┌──

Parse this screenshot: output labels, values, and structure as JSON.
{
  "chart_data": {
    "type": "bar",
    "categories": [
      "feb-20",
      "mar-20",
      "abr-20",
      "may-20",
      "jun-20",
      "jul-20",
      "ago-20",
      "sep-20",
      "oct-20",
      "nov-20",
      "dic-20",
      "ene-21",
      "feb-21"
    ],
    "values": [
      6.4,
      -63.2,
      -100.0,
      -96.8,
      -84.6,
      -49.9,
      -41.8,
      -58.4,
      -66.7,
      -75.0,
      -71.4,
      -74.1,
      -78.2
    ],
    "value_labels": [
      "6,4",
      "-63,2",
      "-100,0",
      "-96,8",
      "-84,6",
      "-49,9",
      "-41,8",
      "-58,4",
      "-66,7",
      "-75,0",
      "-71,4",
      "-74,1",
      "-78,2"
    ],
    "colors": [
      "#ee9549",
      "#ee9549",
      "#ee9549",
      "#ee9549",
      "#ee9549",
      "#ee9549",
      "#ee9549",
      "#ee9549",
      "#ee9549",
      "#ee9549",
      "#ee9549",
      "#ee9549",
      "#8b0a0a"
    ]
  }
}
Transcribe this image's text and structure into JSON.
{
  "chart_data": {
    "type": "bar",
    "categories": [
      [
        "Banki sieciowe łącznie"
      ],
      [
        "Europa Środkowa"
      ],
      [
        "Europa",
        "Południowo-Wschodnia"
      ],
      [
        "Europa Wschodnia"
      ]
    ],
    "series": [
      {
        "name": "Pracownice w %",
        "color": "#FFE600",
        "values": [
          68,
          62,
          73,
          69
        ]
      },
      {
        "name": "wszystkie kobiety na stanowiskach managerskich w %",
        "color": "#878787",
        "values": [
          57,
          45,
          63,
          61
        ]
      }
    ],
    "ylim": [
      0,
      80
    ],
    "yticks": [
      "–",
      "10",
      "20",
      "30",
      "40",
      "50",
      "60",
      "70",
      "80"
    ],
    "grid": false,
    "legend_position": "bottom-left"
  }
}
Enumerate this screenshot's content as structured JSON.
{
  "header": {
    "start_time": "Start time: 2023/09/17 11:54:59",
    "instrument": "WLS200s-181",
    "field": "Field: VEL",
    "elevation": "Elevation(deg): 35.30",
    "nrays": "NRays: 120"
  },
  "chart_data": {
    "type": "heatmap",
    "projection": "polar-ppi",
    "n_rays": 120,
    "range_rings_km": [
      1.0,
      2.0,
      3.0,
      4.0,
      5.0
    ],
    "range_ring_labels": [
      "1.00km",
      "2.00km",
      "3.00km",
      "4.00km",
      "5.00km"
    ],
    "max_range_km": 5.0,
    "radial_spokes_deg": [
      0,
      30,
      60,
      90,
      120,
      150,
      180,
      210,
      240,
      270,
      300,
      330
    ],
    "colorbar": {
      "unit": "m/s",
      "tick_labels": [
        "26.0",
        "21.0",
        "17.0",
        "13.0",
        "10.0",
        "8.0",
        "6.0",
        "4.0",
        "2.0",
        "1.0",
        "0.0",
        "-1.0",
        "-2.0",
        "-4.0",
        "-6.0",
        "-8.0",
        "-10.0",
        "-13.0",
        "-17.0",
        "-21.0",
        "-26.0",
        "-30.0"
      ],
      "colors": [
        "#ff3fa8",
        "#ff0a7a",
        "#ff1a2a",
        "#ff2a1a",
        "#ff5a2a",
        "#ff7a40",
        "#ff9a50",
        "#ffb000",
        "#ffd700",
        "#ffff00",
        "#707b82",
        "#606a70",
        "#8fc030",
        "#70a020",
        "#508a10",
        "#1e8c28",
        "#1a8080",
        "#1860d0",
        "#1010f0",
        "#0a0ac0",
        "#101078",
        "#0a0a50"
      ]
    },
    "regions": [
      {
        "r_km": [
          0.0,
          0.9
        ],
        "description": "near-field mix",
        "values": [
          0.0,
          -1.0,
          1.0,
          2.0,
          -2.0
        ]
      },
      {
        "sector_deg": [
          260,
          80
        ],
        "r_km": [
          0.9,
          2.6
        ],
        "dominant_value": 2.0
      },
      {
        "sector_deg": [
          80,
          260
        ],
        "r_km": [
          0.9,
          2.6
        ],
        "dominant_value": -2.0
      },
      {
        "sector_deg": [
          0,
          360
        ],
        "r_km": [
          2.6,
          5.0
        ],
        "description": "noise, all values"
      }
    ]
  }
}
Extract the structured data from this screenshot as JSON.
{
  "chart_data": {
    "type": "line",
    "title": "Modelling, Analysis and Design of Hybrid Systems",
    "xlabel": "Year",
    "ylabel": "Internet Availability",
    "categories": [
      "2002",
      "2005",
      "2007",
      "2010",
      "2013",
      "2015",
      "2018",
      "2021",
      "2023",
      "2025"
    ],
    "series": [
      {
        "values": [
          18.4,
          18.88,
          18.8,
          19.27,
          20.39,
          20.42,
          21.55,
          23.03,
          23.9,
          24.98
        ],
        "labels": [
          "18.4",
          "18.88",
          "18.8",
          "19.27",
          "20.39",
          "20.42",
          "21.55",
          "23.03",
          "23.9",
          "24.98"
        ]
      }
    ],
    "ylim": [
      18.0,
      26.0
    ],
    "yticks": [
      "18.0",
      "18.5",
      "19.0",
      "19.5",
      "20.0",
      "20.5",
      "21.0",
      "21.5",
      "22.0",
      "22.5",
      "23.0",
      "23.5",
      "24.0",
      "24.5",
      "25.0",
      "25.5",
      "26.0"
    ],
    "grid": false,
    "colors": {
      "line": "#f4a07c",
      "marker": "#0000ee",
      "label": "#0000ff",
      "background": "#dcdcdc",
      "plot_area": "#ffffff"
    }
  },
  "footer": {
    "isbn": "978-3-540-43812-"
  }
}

└──

DESCRIPTION OF THE TASK — Copy out all of the lines above exactly.

RESULT OF THIS TASK —
Parse this screenshot: output labels, values, and structure as JSON.
{
  "chart_data": {
    "type": "bar",
    "categories": [
      "feb-20",
      "mar-20",
      "abr-20",
      "may-20",
      "jun-20",
      "jul-20",
      "ago-20",
      "sep-20",
      "oct-20",
      "nov-20",
      "dic-20",
      "ene-21",
      "feb-21"
    ],
    "values": [
      6.4,
      -63.2,
      -100.0,
      -96.8,
      -84.6,
      -49.9,
      -41.8,
      -58.4,
      -66.7,
      -75.0,
      -71.4,
      -74.1,
      -78.2
    ],
    "value_labels": [
      "6,4",
      "-63,2",
      "-100,0",
      "-96,8",
      "-84,6",
      "-49,9",
      "-41,8",
      "-58,4",
      "-66,7",
      "-75,0",
      "-71,4",
      "-74,1",
      "-78,2"
    ],
    "colors": [
      "#ee9549",
      "#ee9549",
      "#ee9549",
      "#ee9549",
      "#ee9549",
      "#ee9549",
      "#ee9549",
      "#ee9549",
      "#ee9549",
      "#ee9549",
      "#ee9549",
      "#ee9549",
      "#8b0a0a"
    ]
  }
}
Transcribe this image's text and structure into JSON.
{
  "chart_data": {
    "type": "bar",
    "categories": [
      [
        "Banki sieciowe łącznie"
      ],
      [
        "Europa Środkowa"
      ],
      [
        "Europa",
        "Południowo-Wschodnia"
      ],
      [
        "Europa Wschodnia"
      ]
    ],
    "series": [
      {
        "name": "Pracownice w %",
        "color": "#FFE600",
        "values": [
          68,
          62,
          73,
          69
        ]
      },
      {
        "name": "wszystkie kobiety na stanowiskach managerskich w %",
        "color": "#878787",
        "values": [
          57,
          45,
          63,
          61
        ]
      }
    ],
    "ylim": [
      0,
      80
    ],
    "yticks": [
      "–",
      "10",
      "20",
      "30",
      "40",
      "50",
      "60",
      "70",
      "80"
    ],
    "grid": false,
    "legend_position": "bottom-left"
  }
}
Enumerate this screenshot's content as structured JSON.
{
  "header": {
    "start_time": "Start time: 2023/09/17 11:54:59",
    "instrument": "WLS200s-181",
    "field": "Field: VEL",
    "elevation": "Elevation(deg): 35.30",
    "nrays": "NRays: 120"
  },
  "chart_data": {
    "type": "heatmap",
    "projection": "polar-ppi",
    "n_rays": 120,
    "range_rings_km": [
      1.0,
      2.0,
      3.0,
      4.0,
      5.0
    ],
    "range_ring_labels": [
      "1.00km",
      "2.00km",
      "3.00km",
      "4.00km",
      "5.00km"
    ],
    "max_range_km": 5.0,
    "radial_spokes_deg": [
      0,
      30,
      60,
      90,
      120,
      150,
      180,
      210,
      240,
      270,
      300,
      330
    ],
    "colorbar": {
      "unit": "m/s",
      "tick_labels": [
        "26.0",
        "21.0",
        "17.0",
        "13.0",
        "10.0",
        "8.0",
        "6.0",
        "4.0",
        "2.0",
        "1.0",
        "0.0",
        "-1.0",
        "-2.0",
        "-4.0",
        "-6.0",
        "-8.0",
        "-10.0",
        "-13.0",
        "-17.0",
        "-21.0",
        "-26.0",
        "-30.0"
      ],
      "colors": [
        "#ff3fa8",
        "#ff0a7a",
        "#ff1a2a",
        "#ff2a1a",
        "#ff5a2a",
        "#ff7a40",
        "#ff9a50",
        "#ffb000",
        "#ffd700",
        "#ffff00",
        "#707b82",
        "#606a70",
        "#8fc030",
        "#70a020",
        "#508a10",
        "#1e8c28",
        "#1a8080",
        "#1860d0",
        "#1010f0",
        "#0a0ac0",
        "#101078",
        "#0a0a50"
      ]
    },
    "regions": [
      {
        "r_km": [
          0.0,
          0.9
        ],
        "description": "near-field mix",
        "values": [
          0.0,
          -1.0,
          1.0,
          2.0,
          -2.0
        ]
      },
      {
        "sector_deg": [
          260,
          80
        ],
        "r_km": [
          0.9,
          2.6
        ],
        "dominant_value": 2.0
      },
      {
        "sector_deg": [
          80,
          260
        ],
        "r_km": [
          0.9,
          2.6
        ],
        "dominant_value": -2.0
      },
      {
        "sector_deg": [
          0,
          360
        ],
        "r_km": [
          2.6,
          5.0
        ],
        "description": "noise, all values"
      }
    ]
  }
}
Extract the structured data from this screenshot as JSON.
{
  "chart_data": {
    "type": "line",
    "title": "Modelling, Analysis and Design of Hybrid Systems",
    "xlabel": "Year",
    "ylabel": "Internet Availability",
    "categories": [
      "2002",
      "2005",
      "2007",
      "2010",
      "2013",
      "2015",
      "2018",
      "2021",
      "2023",
      "2025"
    ],
    "series": [
      {
        "values": [
          18.4,
          18.88,
          18.8,
          19.27,
          20.39,
          20.42,
          21.55,
          23.03,
          23.9,
          24.98
        ],
        "labels": [
          "18.4",
          "18.88",
          "18.8",
          "19.27",
          "20.39",
          "20.42",
          "21.55",
          "23.03",
          "23.9",
          "24.98"
        ]
      }
    ],
    "ylim": [
      18.0,
      26.0
    ],
    "yticks": [
      "18.0",
      "18.5",
      "19.0",
      "19.5",
      "20.0",
      "20.5",
      "21.0",
      "21.5",
      "22.0",
      "22.5",
      "23.0",
      "23.5",
      "24.0",
      "24.5",
      "25.0",
      "25.5",
      "26.0"
    ],
    "grid": false,
    "colors": {
      "line": "#f4a07c",
      "marker": "#0000ee",
      "label": "#0000ff",
      "background": "#dcdcdc",
      "plot_area": "#ffffff"
    }
  },
  "footer": {
    "isbn": "978-3-540-43812-"
  }
}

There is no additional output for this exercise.